### Given entries
§ §

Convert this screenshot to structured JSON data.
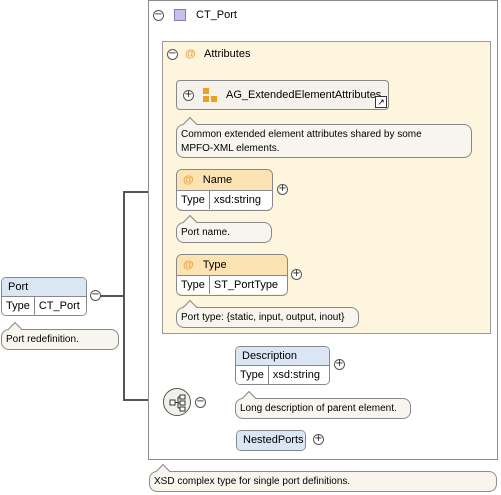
{
  "port": {
    "name": "Port",
    "type_label": "Type",
    "type_value": "CT_Port",
    "doc": "Port redefinition."
  },
  "complex_type": {
    "name": "CT_Port",
    "doc": "XSD complex type for single port definitions."
  },
  "attributes": {
    "title": "Attributes",
    "group_name": "AG_ExtendedElementAttributes",
    "group_doc_line1": "Common extended element attributes shared by some",
    "group_doc_line2": "MPFO-XML elements.",
    "items": [
      {
        "name": "Name",
        "type_label": "Type",
        "type_value": "xsd:string",
        "doc": "Port name."
      },
      {
        "name": "Type",
        "type_label": "Type",
        "type_value": "ST_PortType",
        "doc": "Port type: {static, input, output, inout}"
      }
    ]
  },
  "sequence": {
    "items": [
      {
        "name": "Description",
        "type_label": "Type",
        "type_value": "xsd:string",
        "doc": "Long description of parent element."
      },
      {
        "name": "NestedPorts"
      }
    ]
  },
  "symbols": {
    "collapse": "−",
    "expand": "+",
    "attribute_marker": "@",
    "shortcut_arrow": "↗"
  },
  "colors": {
    "element_header": "#dbe6f5",
    "attribute_header": "#fbe3b4",
    "attributes_panel": "#fdf5de",
    "note_background": "#f7f5ee",
    "complex_type_icon": "#c8c0e6",
    "group_icon": "#e8a220"
  }
}
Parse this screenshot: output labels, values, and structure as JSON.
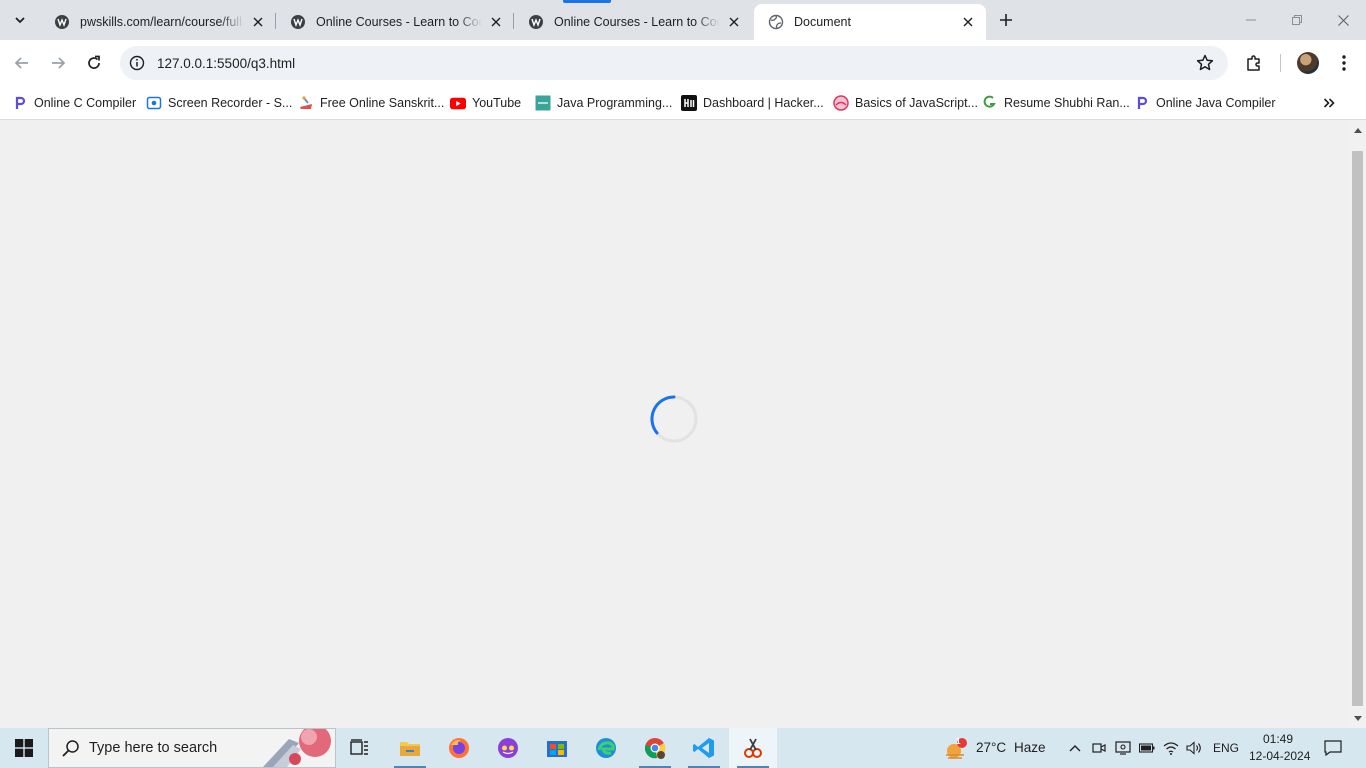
{
  "browser": {
    "tabs": [
      {
        "title": "pwskills.com/learn/course/full-s",
        "active": false
      },
      {
        "title": "Online Courses - Learn to Code",
        "active": false
      },
      {
        "title": "Online Courses - Learn to Code",
        "active": false
      },
      {
        "title": "Document",
        "active": true
      }
    ],
    "address": "127.0.0.1:5500/q3.html",
    "bookmarks": [
      {
        "label": "Online C Compiler",
        "icon": "p-logo-icon"
      },
      {
        "label": "Screen Recorder - S...",
        "icon": "recorder-icon"
      },
      {
        "label": "Free Online Sanskrit...",
        "icon": "sanskrit-icon"
      },
      {
        "label": "YouTube",
        "icon": "youtube-icon"
      },
      {
        "label": "Java Programming...",
        "icon": "java-icon"
      },
      {
        "label": "Dashboard | Hacker...",
        "icon": "hackerrank-icon"
      },
      {
        "label": "Basics of JavaScript...",
        "icon": "js-basics-icon"
      },
      {
        "label": "Resume Shubhi Ran...",
        "icon": "resume-icon"
      },
      {
        "label": "Online Java Compiler",
        "icon": "p-logo-icon"
      }
    ]
  },
  "page": {
    "state": "loading",
    "spinner_color": "#1a73e8"
  },
  "taskbar": {
    "search_placeholder": "Type here to search",
    "weather": {
      "temp": "27°C",
      "condition": "Haze",
      "badge": "1"
    },
    "language": "ENG",
    "time": "01:49",
    "date": "12-04-2024",
    "apps": [
      "task-view",
      "file-explorer",
      "firefox",
      "messenger",
      "store",
      "edge",
      "chrome",
      "vscode",
      "snipping-tool"
    ]
  },
  "colors": {
    "tabstrip": "#dfe3e8",
    "omnibox": "#eef1f5",
    "taskbar": "#d7e7f0",
    "accent": "#1a73e8"
  }
}
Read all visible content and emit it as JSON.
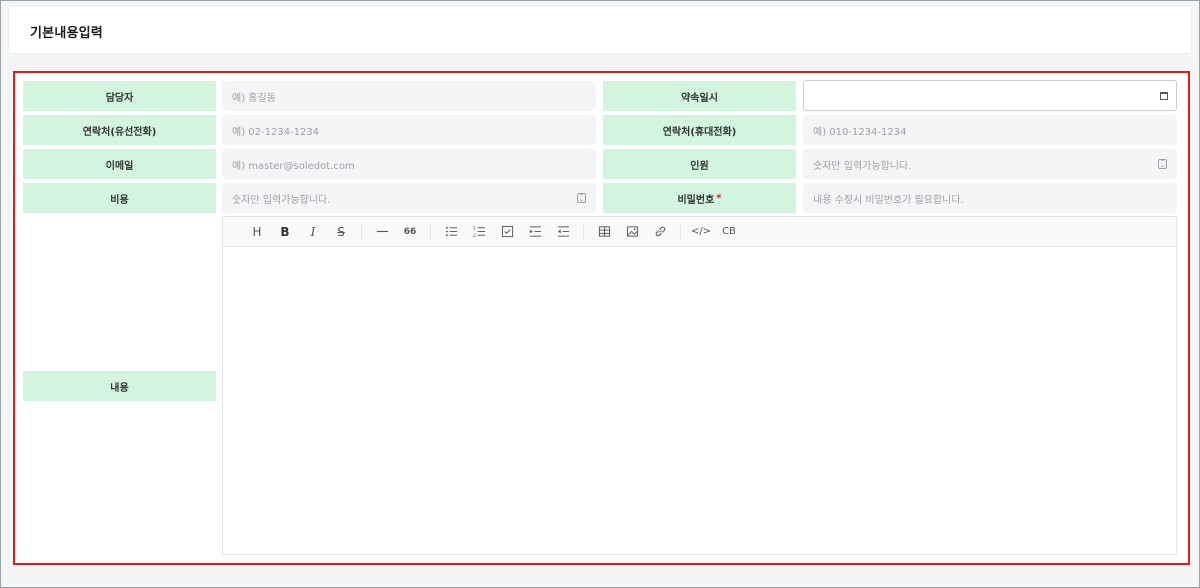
{
  "header": {
    "title": "기본내용입력"
  },
  "form": {
    "fields": [
      {
        "label": "담당자",
        "placeholder": "예) 홍길동"
      },
      {
        "label": "약속일시",
        "placeholder": ""
      },
      {
        "label": "연락처(유선전화)",
        "placeholder": "예) 02-1234-1234"
      },
      {
        "label": "연락처(휴대전화)",
        "placeholder": "예) 010-1234-1234"
      },
      {
        "label": "이메일",
        "placeholder": "예) master@soledot.com"
      },
      {
        "label": "인원",
        "placeholder": "숫자만 입력가능합니다."
      },
      {
        "label": "비용",
        "placeholder": "숫자만 입력가능합니다."
      },
      {
        "label": "비밀번호",
        "required_mark": "*",
        "placeholder": "내용 수정시 비밀번호가 필요합니다."
      },
      {
        "label": "내용"
      }
    ]
  },
  "editor": {
    "toolbar": [
      "heading-icon",
      "bold-icon",
      "italic-icon",
      "strike-icon",
      "hr-icon",
      "quote-icon",
      "bullet-list-icon",
      "ordered-list-icon",
      "task-list-icon",
      "indent-icon",
      "outdent-icon",
      "table-icon",
      "image-icon",
      "link-icon",
      "code-icon",
      "codeblock-icon"
    ],
    "heading_glyph": "H",
    "bold_glyph": "B",
    "italic_glyph": "I",
    "strike_glyph": "S",
    "quote_glyph": "66",
    "code_glyph": "</>",
    "codeblock_glyph": "CB",
    "content": ""
  }
}
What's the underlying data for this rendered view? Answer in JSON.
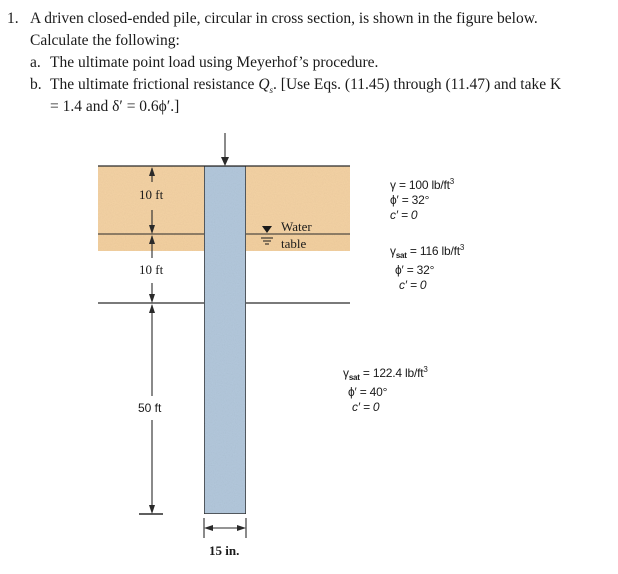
{
  "question": {
    "number": "1.",
    "intro_line1": "A driven closed-ended pile, circular in cross section, is shown in the figure below.",
    "intro_line2": "Calculate the following:",
    "parts": [
      {
        "label": "a.",
        "text": "The ultimate point load using Meyerhof’s procedure."
      },
      {
        "label": "b.",
        "text_before": "The ultimate frictional resistance ",
        "symbol": "Q",
        "subscript": "s",
        "text_after": ". [Use Eqs. (11.45) through (11.47) and take K",
        "line2": "= 1.4 and δ′ = 0.6ϕ′.]"
      }
    ]
  },
  "figure": {
    "load_arrow": "downward-arrow",
    "dimensions": {
      "layer1_depth": "10 ft",
      "layer2_depth": "10 ft",
      "layer3_depth": "50 ft",
      "pile_diameter": "15 in."
    },
    "water_table": {
      "line1": "Water",
      "line2": "table",
      "icon": "water-table-symbol"
    },
    "layers": [
      {
        "gamma_symbol": "γ",
        "gamma_sub": "",
        "gamma_value": "= 100 lb/ft",
        "phi": "ϕ′ = 32°",
        "c": "c′ = 0"
      },
      {
        "gamma_symbol": "γ",
        "gamma_sub": "sat",
        "gamma_value": "= 116 lb/ft",
        "phi": "ϕ′ = 32°",
        "c": "c′ = 0"
      },
      {
        "gamma_symbol": "γ",
        "gamma_sub": "sat",
        "gamma_value": "= 122.4 lb/ft",
        "phi": "ϕ′ = 40°",
        "c": "c′ = 0"
      }
    ],
    "unit_exponent": "3",
    "colors": {
      "sand": "#f3d3a6",
      "sand_light": "#f6dcb6",
      "pile": "#b3c9de",
      "line": "#2a2a2a"
    }
  }
}
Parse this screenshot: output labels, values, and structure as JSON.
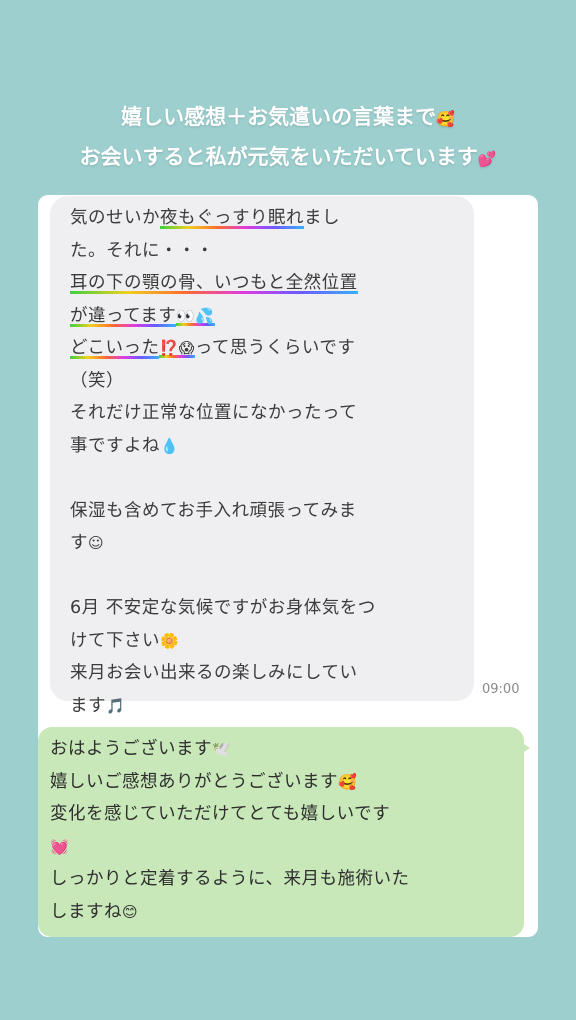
{
  "header": {
    "line1": "嬉しい感想＋お気遣いの言葉まで",
    "line1_emoji": "🥰",
    "line2": "お会いすると私が元気をいただいています",
    "line2_emoji": "💕"
  },
  "incoming": {
    "lines": {
      "l1a": "気のせいか",
      "l1b": "夜もぐっすり眠れ",
      "l1c": "まし",
      "l2": "た。それに・・・",
      "l3": "耳の下の顎の骨、いつもと全然位置",
      "l4": "が違ってます",
      "l4e": "👀💦",
      "l5": "どこいった",
      "l5e": "⁉️😱",
      "l5b": "って思うくらいです",
      "l6": "（笑）",
      "l7": "それだけ正常な位置になかったって",
      "l8": "事ですよね",
      "l8e": "💧",
      "l9": "保湿も含めてお手入れ頑張ってみま",
      "l10": "す",
      "l10e": "☺",
      "l11": "6月 不安定な気候ですがお身体気をつ",
      "l12": "けて下さい",
      "l12e": "🌼",
      "l13": "来月お会い出来るの楽しみにしてい",
      "l14": "ます",
      "l14e": "🎵"
    },
    "time": "09:00"
  },
  "outgoing": {
    "lines": {
      "o1": "おはようございます",
      "o1e": "🕊️",
      "o2": "嬉しいご感想ありがとうございます",
      "o2e": "🥰",
      "o3": "変化を感じていただけてとても嬉しいです",
      "o4e": "💓",
      "o5": "しっかりと定着するように、来月も施術いた",
      "o6": "しますね",
      "o6e": "😊"
    }
  }
}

§ §

### What the task asks
Find each line holding the word "list" and copy it.

### Written solution
      "bullet-list-icon",
      "ordered-list-icon",
      "task-list-icon",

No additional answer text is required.